▶ What is being asked:
Below is a listing; write it out exactly and drop any images from it.
## Begin Input data
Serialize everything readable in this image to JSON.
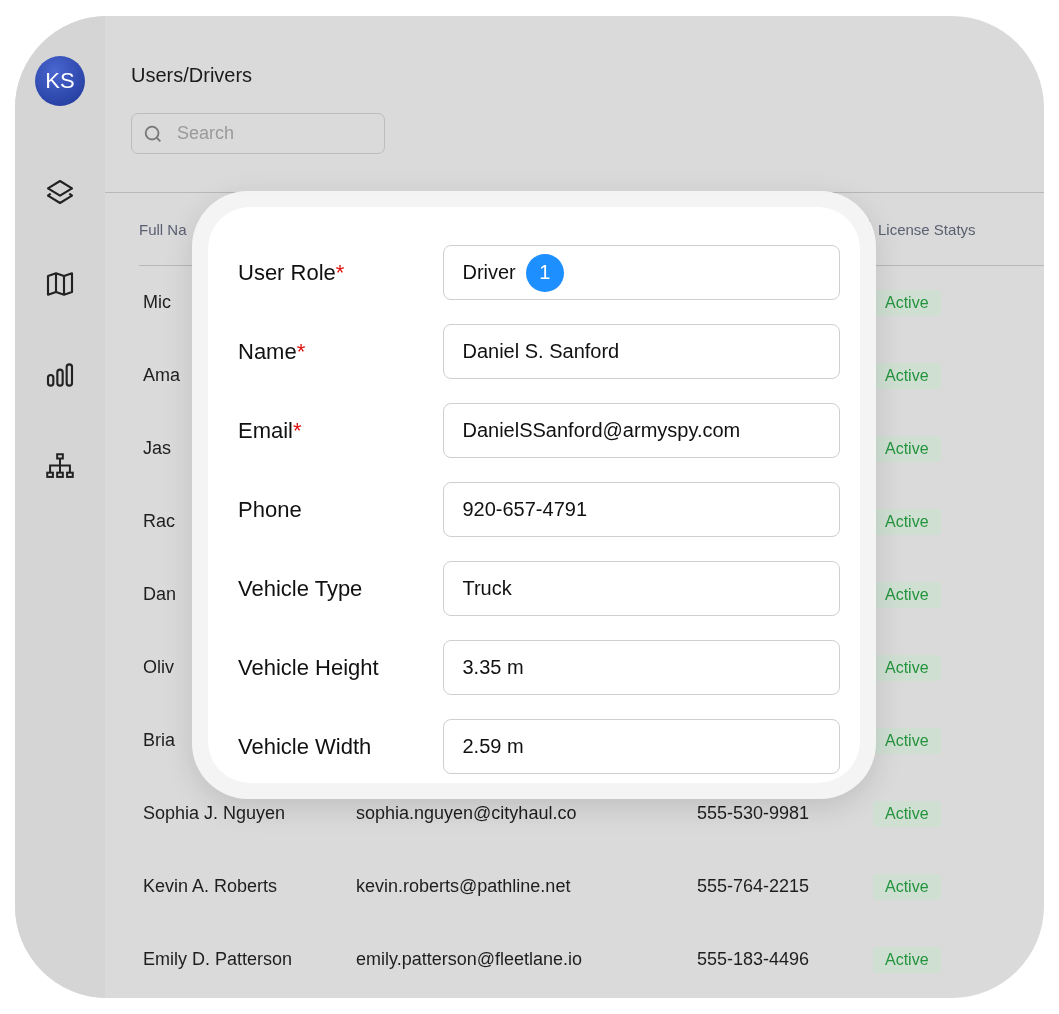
{
  "sidebar": {
    "avatar": "KS",
    "items": [
      {
        "kind": "layers"
      },
      {
        "kind": "map"
      },
      {
        "kind": "bars"
      },
      {
        "kind": "hierarchy"
      }
    ]
  },
  "page_title": "Users/Drivers",
  "search": {
    "placeholder": "Search"
  },
  "table": {
    "columns": [
      {
        "label": "Full Na"
      },
      {
        "label": "License Statys"
      }
    ],
    "rows": [
      {
        "name": "Mic",
        "status": "Active"
      },
      {
        "name": "Ama",
        "status": "Active"
      },
      {
        "name": "Jas",
        "status": "Active"
      },
      {
        "name": "Rac",
        "status": "Active"
      },
      {
        "name": "Dan",
        "status": "Active"
      },
      {
        "name": "Oliv",
        "status": "Active"
      },
      {
        "name": "Bria",
        "status": "Active"
      },
      {
        "name": "Sophia J. Nguyen",
        "email": "sophia.nguyen@cityhaul.co",
        "phone": "555-530-9981",
        "status": "Active"
      },
      {
        "name": "Kevin A. Roberts",
        "email": "kevin.roberts@pathline.net",
        "phone": "555-764-2215",
        "status": "Active"
      },
      {
        "name": "Emily D. Patterson",
        "email": "emily.patterson@fleetlane.io",
        "phone": "555-183-4496",
        "status": "Active"
      }
    ]
  },
  "form": {
    "fields": [
      {
        "label": "User Role",
        "required_mark": "*",
        "value": "Driver",
        "badge": "1"
      },
      {
        "label": "Name",
        "required_mark": "*",
        "value": "Daniel S. Sanford"
      },
      {
        "label": "Email",
        "required_mark": "*",
        "value": "DanielSSanford@armyspy.com"
      },
      {
        "label": "Phone",
        "value": "920-657-4791"
      },
      {
        "label": "Vehicle Type",
        "value": "Truck"
      },
      {
        "label": "Vehicle Height",
        "value": "3.35 m"
      },
      {
        "label": "Vehicle Width",
        "value": "2.59 m"
      }
    ]
  }
}
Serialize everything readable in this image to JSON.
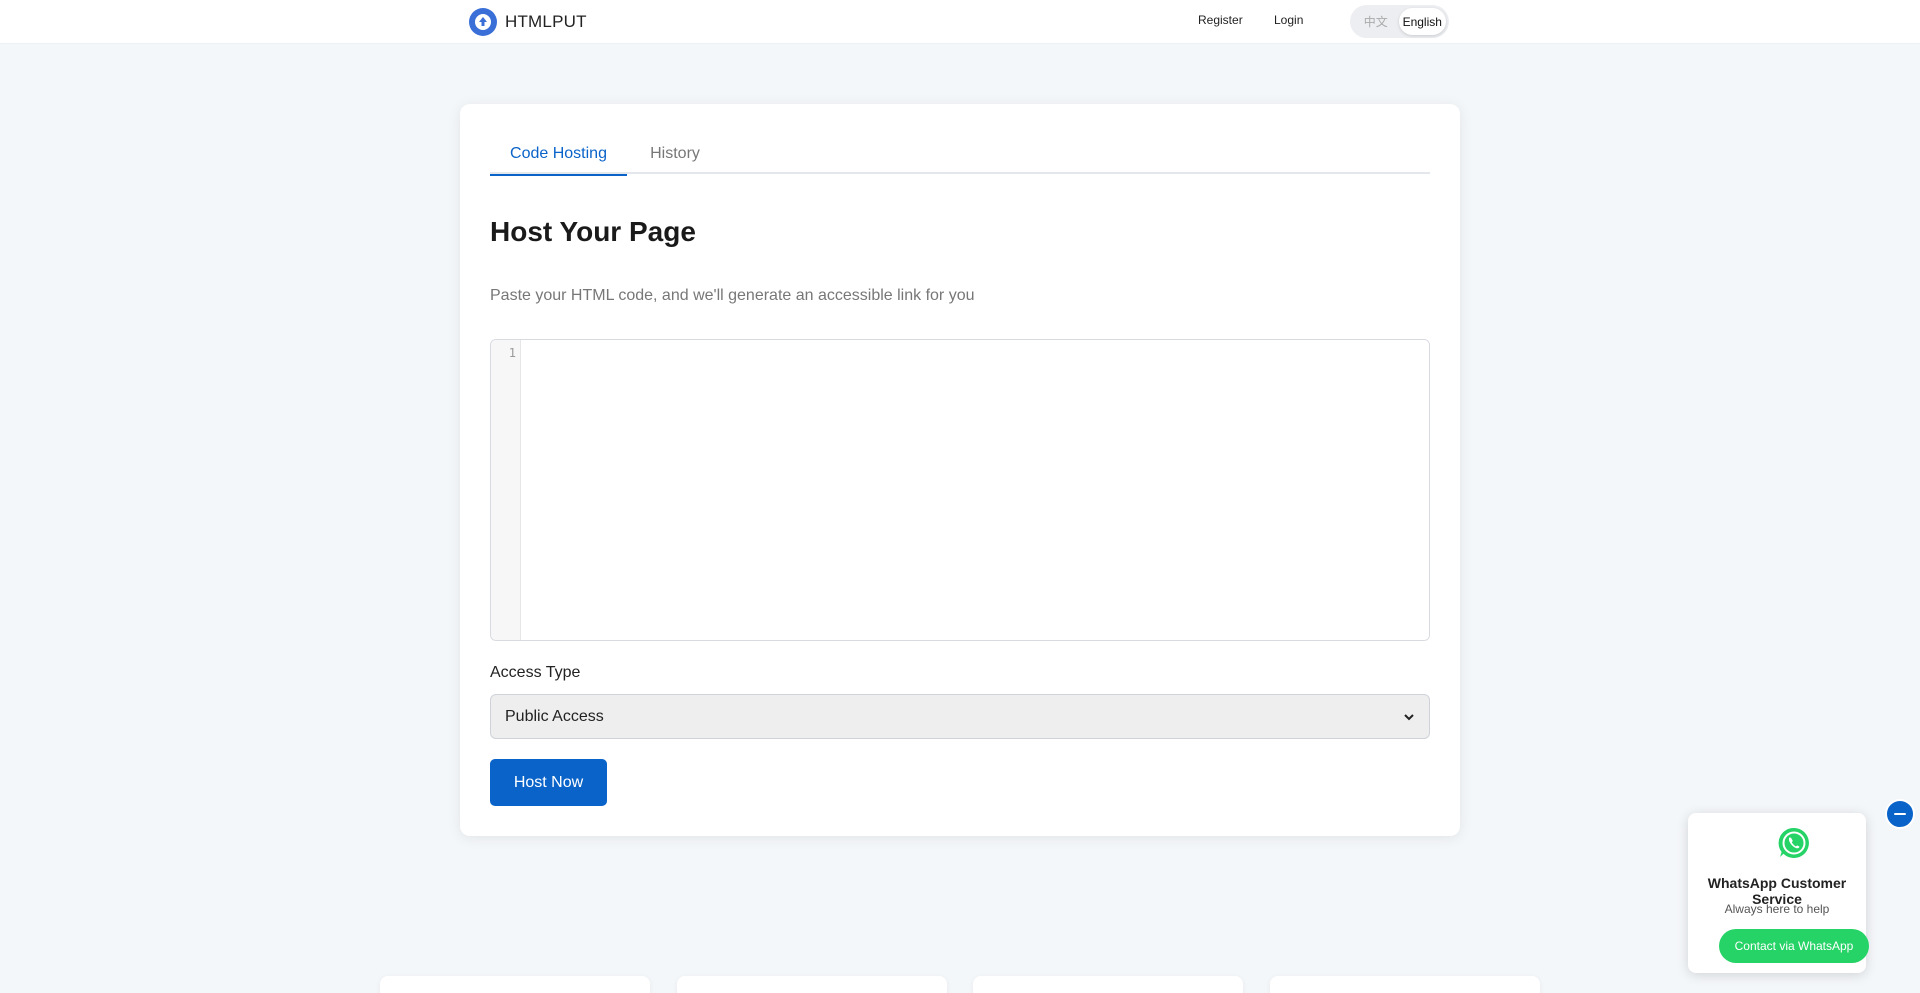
{
  "header": {
    "brand_name": "HTMLPUT",
    "nav": {
      "register": "Register",
      "login": "Login"
    },
    "language": {
      "inactive": "中文",
      "active": "English"
    }
  },
  "main": {
    "tabs": [
      {
        "label": "Code Hosting",
        "active": true
      },
      {
        "label": "History",
        "active": false
      }
    ],
    "title": "Host Your Page",
    "subtitle": "Paste your HTML code, and we'll generate an accessible link for you",
    "editor": {
      "line_number": "1",
      "value": ""
    },
    "access": {
      "label": "Access Type",
      "selected": "Public Access"
    },
    "submit_label": "Host Now"
  },
  "whatsapp": {
    "title": "WhatsApp Customer Service",
    "subtitle": "Always here to help",
    "button_label": "Contact via WhatsApp",
    "brand_color": "#25d366"
  },
  "colors": {
    "accent": "#0a63c9",
    "logo": "#3a6fd8"
  }
}
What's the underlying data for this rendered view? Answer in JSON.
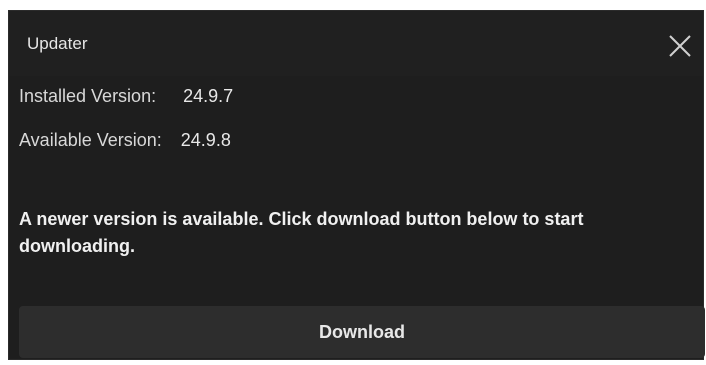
## End Input data
▶ The response:
Serialize everything readable in this image to JSON.
{
  "sidebar": {
    "avatar": "KS",
    "items": [
      {
        "kind": "layers"
      },
      {
        "kind": "map"
      },
      {
        "kind": "bars"
      },
      {
        "kind": "hierarchy"
      }
    ]
  },
  "page_title": "Users/Drivers",
  "search": {
    "placeholder": "Search"
  },
  "table": {
    "columns": [
      {
        "label": "Full Na"
      },
      {
        "label": "License Statys"
      }
    ],
    "rows": [
      {
        "name": "Mic",
        "status": "Active"
      },
      {
        "name": "Ama",
        "status": "Active"
      },
      {
        "name": "Jas",
        "status": "Active"
      },
      {
        "name": "Rac",
        "status": "Active"
      },
      {
        "name": "Dan",
        "status": "Active"
      },
      {
        "name": "Oliv",
        "status": "Active"
      },
      {
        "name": "Bria",
        "status": "Active"
      },
      {
        "name": "Sophia J. Nguyen",
        "email": "sophia.nguyen@cityhaul.co",
        "phone": "555-530-9981",
        "status": "Active"
      },
      {
        "name": "Kevin A. Roberts",
        "email": "kevin.roberts@pathline.net",
        "phone": "555-764-2215",
        "status": "Active"
      },
      {
        "name": "Emily D. Patterson",
        "email": "emily.patterson@fleetlane.io",
        "phone": "555-183-4496",
        "status": "Active"
      }
    ]
  },
  "form": {
    "fields": [
      {
        "label": "User Role",
        "required_mark": "*",
        "value": "Driver",
        "badge": "1"
      },
      {
        "label": "Name",
        "required_mark": "*",
        "value": "Daniel S. Sanford"
      },
      {
        "label": "Email",
        "required_mark": "*",
        "value": "DanielSSanford@armyspy.com"
      },
      {
        "label": "Phone",
        "value": "920-657-4791"
      },
      {
        "label": "Vehicle Type",
        "value": "Truck"
      },
      {
        "label": "Vehicle Height",
        "value": "3.35 m"
      },
      {
        "label": "Vehicle Width",
        "value": "2.59 m"
      }
    ]
  }
}
Serialize everything readable in this image to JSON.
{
  "header": {
    "brand_name": "HTMLPUT",
    "nav": {
      "register": "Register",
      "login": "Login"
    },
    "language": {
      "inactive": "中文",
      "active": "English"
    }
  },
  "main": {
    "tabs": [
      {
        "label": "Code Hosting",
        "active": true
      },
      {
        "label": "History",
        "active": false
      }
    ],
    "title": "Host Your Page",
    "subtitle": "Paste your HTML code, and we'll generate an accessible link for you",
    "editor": {
      "line_number": "1",
      "value": ""
    },
    "access": {
      "label": "Access Type",
      "selected": "Public Access"
    },
    "submit_label": "Host Now"
  },
  "whatsapp": {
    "title": "WhatsApp Customer Service",
    "subtitle": "Always here to help",
    "button_label": "Contact via WhatsApp",
    "brand_color": "#25d366"
  },
  "colors": {
    "accent": "#0a63c9",
    "logo": "#3a6fd8"
  }
}
What's the underlying data for this rendered view? Answer in JSON.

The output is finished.